**WHAT TO DO:** Each line of the material must be repeated precisely, with the pictures left out.

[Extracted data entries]
+ + + + +
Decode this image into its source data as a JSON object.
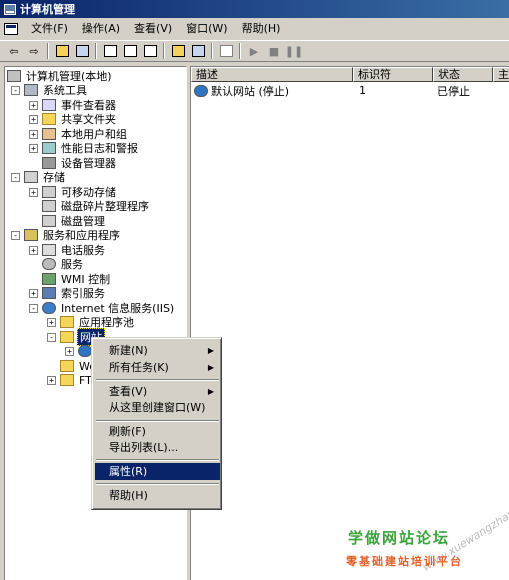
{
  "window": {
    "title": "计算机管理"
  },
  "menu": [
    "文件(F)",
    "操作(A)",
    "查看(V)",
    "窗口(W)",
    "帮助(H)"
  ],
  "toolbar": {
    "back": "⇦",
    "forward": "⇨",
    "play": "▶",
    "stop": "■",
    "pause": "❚❚"
  },
  "tree": {
    "root": "计算机管理(本地)",
    "system_tools": "系统工具",
    "event_viewer": "事件查看器",
    "shared_folders": "共享文件夹",
    "local_users": "本地用户和组",
    "perf_logs": "性能日志和警报",
    "device_manager": "设备管理器",
    "storage": "存储",
    "removable": "可移动存储",
    "defrag": "磁盘碎片整理程序",
    "disk_mgmt": "磁盘管理",
    "services_apps": "服务和应用程序",
    "telephony": "电话服务",
    "services": "服务",
    "wmi": "WMI 控制",
    "indexing": "索引服务",
    "iis": "Internet 信息服务(IIS)",
    "app_pools": "应用程序池",
    "websites": "网站",
    "web_ext": "We",
    "ftp": "FT"
  },
  "list": {
    "columns": [
      "描述",
      "标识符",
      "状态",
      "主"
    ],
    "rows": [
      {
        "description": "默认网站 (停止)",
        "id": "1",
        "status": "已停止"
      }
    ]
  },
  "context_menu": {
    "new": "新建(N)",
    "all_tasks": "所有任务(K)",
    "view": "查看(V)",
    "new_window": "从这里创建窗口(W)",
    "refresh": "刷新(F)",
    "export": "导出列表(L)...",
    "properties": "属性(R)",
    "help": "帮助(H)"
  },
  "watermark": {
    "line1": "学做网站论坛",
    "line2": "零基础建站培训平台",
    "url": "www.xuewangzhan.net"
  }
}
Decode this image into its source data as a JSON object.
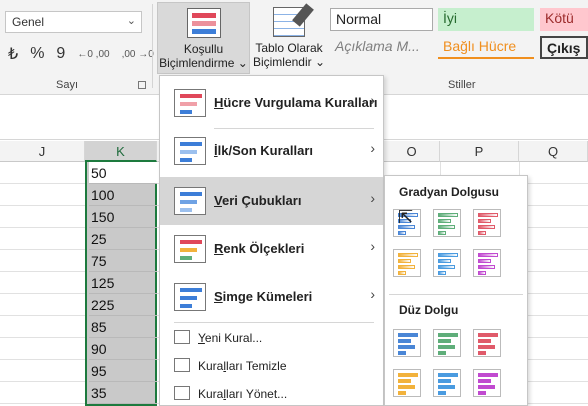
{
  "ribbon": {
    "number_format_value": "Genel",
    "number_group_label": "Sayı",
    "conditional_formatting_line1": "Koşullu",
    "conditional_formatting_line2": "Biçimlendirme ⌄",
    "format_as_table_line1": "Tablo Olarak",
    "format_as_table_line2": "Biçimlendir ⌄",
    "styles_group_label": "Stiller",
    "styles": {
      "normal": "Normal",
      "iyi": "İyi",
      "kotu": "Kötü",
      "aciklama": "Açıklama M...",
      "bagli_hucre": "Bağlı Hücre",
      "cikis": "Çıkış"
    },
    "number_buttons": [
      "₺",
      "%",
      "9",
      "←0 ,00",
      ",00 →0"
    ]
  },
  "columns": {
    "J": "J",
    "K": "K",
    "O": "O",
    "P": "P",
    "Q": "Q"
  },
  "k_values": [
    "50",
    "100",
    "150",
    "25",
    "75",
    "125",
    "225",
    "85",
    "90",
    "95",
    "35"
  ],
  "menu": {
    "hucre": {
      "u": "H",
      "rest": "ücre Vurgulama Kuralları"
    },
    "ilk": {
      "u": "İ",
      "rest": "lk/Son Kuralları"
    },
    "veri": {
      "u": "V",
      "rest": "eri Çubukları"
    },
    "renk": {
      "u": "R",
      "rest": "enk Ölçekleri"
    },
    "simge": {
      "u": "S",
      "rest": "imge Kümeleri"
    },
    "yeni": {
      "u": "Y",
      "rest": "eni Kural..."
    },
    "temizle": {
      "pre": "Kura",
      "u": "l",
      "rest": "ları Temizle"
    },
    "yonet": {
      "pre": "Kura",
      "u": "l",
      "rest": "ları Yönet..."
    }
  },
  "submenu": {
    "gradient_header": "Gradyan Dolgusu",
    "solid_header": "Düz Dolgu",
    "colors": [
      "#4a86d6",
      "#5fae7a",
      "#e05a6a",
      "#f2b23c",
      "#4a9be0",
      "#c14ad0"
    ]
  },
  "colors": {
    "accent_green": "#1d7a3e",
    "iyi_bg": "#c6efce",
    "kotu_bg": "#ffc7ce",
    "aciklama_text": "#7f7f7f",
    "bagli_text": "#f08f1e"
  }
}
+ + + + +
**THE ANSWER:**
Decode this image into its source data as a JSON object.
{
  "window": {
    "title": "计算机管理"
  },
  "menu": [
    "文件(F)",
    "操作(A)",
    "查看(V)",
    "窗口(W)",
    "帮助(H)"
  ],
  "toolbar": {
    "back": "⇦",
    "forward": "⇨",
    "play": "▶",
    "stop": "■",
    "pause": "❚❚"
  },
  "tree": {
    "root": "计算机管理(本地)",
    "system_tools": "系统工具",
    "event_viewer": "事件查看器",
    "shared_folders": "共享文件夹",
    "local_users": "本地用户和组",
    "perf_logs": "性能日志和警报",
    "device_manager": "设备管理器",
    "storage": "存储",
    "removable": "可移动存储",
    "defrag": "磁盘碎片整理程序",
    "disk_mgmt": "磁盘管理",
    "services_apps": "服务和应用程序",
    "telephony": "电话服务",
    "services": "服务",
    "wmi": "WMI 控制",
    "indexing": "索引服务",
    "iis": "Internet 信息服务(IIS)",
    "app_pools": "应用程序池",
    "websites": "网站",
    "web_ext": "We",
    "ftp": "FT"
  },
  "list": {
    "columns": [
      "描述",
      "标识符",
      "状态",
      "主"
    ],
    "rows": [
      {
        "description": "默认网站 (停止)",
        "id": "1",
        "status": "已停止"
      }
    ]
  },
  "context_menu": {
    "new": "新建(N)",
    "all_tasks": "所有任务(K)",
    "view": "查看(V)",
    "new_window": "从这里创建窗口(W)",
    "refresh": "刷新(F)",
    "export": "导出列表(L)...",
    "properties": "属性(R)",
    "help": "帮助(H)"
  },
  "watermark": {
    "line1": "学做网站论坛",
    "line2": "零基础建站培训平台",
    "url": "www.xuewangzhan.net"
  }
}
Decode this image into its source data as a JSON object.
{
  "ribbon": {
    "number_format_value": "Genel",
    "number_group_label": "Sayı",
    "conditional_formatting_line1": "Koşullu",
    "conditional_formatting_line2": "Biçimlendirme ⌄",
    "format_as_table_line1": "Tablo Olarak",
    "format_as_table_line2": "Biçimlendir ⌄",
    "styles_group_label": "Stiller",
    "styles": {
      "normal": "Normal",
      "iyi": "İyi",
      "kotu": "Kötü",
      "aciklama": "Açıklama M...",
      "bagli_hucre": "Bağlı Hücre",
      "cikis": "Çıkış"
    },
    "number_buttons": [
      "₺",
      "%",
      "9",
      "←0 ,00",
      ",00 →0"
    ]
  },
  "columns": {
    "J": "J",
    "K": "K",
    "O": "O",
    "P": "P",
    "Q": "Q"
  },
  "k_values": [
    "50",
    "100",
    "150",
    "25",
    "75",
    "125",
    "225",
    "85",
    "90",
    "95",
    "35"
  ],
  "menu": {
    "hucre": {
      "u": "H",
      "rest": "ücre Vurgulama Kuralları"
    },
    "ilk": {
      "u": "İ",
      "rest": "lk/Son Kuralları"
    },
    "veri": {
      "u": "V",
      "rest": "eri Çubukları"
    },
    "renk": {
      "u": "R",
      "rest": "enk Ölçekleri"
    },
    "simge": {
      "u": "S",
      "rest": "imge Kümeleri"
    },
    "yeni": {
      "u": "Y",
      "rest": "eni Kural..."
    },
    "temizle": {
      "pre": "Kura",
      "u": "l",
      "rest": "ları Temizle"
    },
    "yonet": {
      "pre": "Kura",
      "u": "l",
      "rest": "ları Yönet..."
    }
  },
  "submenu": {
    "gradient_header": "Gradyan Dolgusu",
    "solid_header": "Düz Dolgu",
    "colors": [
      "#4a86d6",
      "#5fae7a",
      "#e05a6a",
      "#f2b23c",
      "#4a9be0",
      "#c14ad0"
    ]
  },
  "colors": {
    "accent_green": "#1d7a3e",
    "iyi_bg": "#c6efce",
    "kotu_bg": "#ffc7ce",
    "aciklama_text": "#7f7f7f",
    "bagli_text": "#f08f1e"
  }
}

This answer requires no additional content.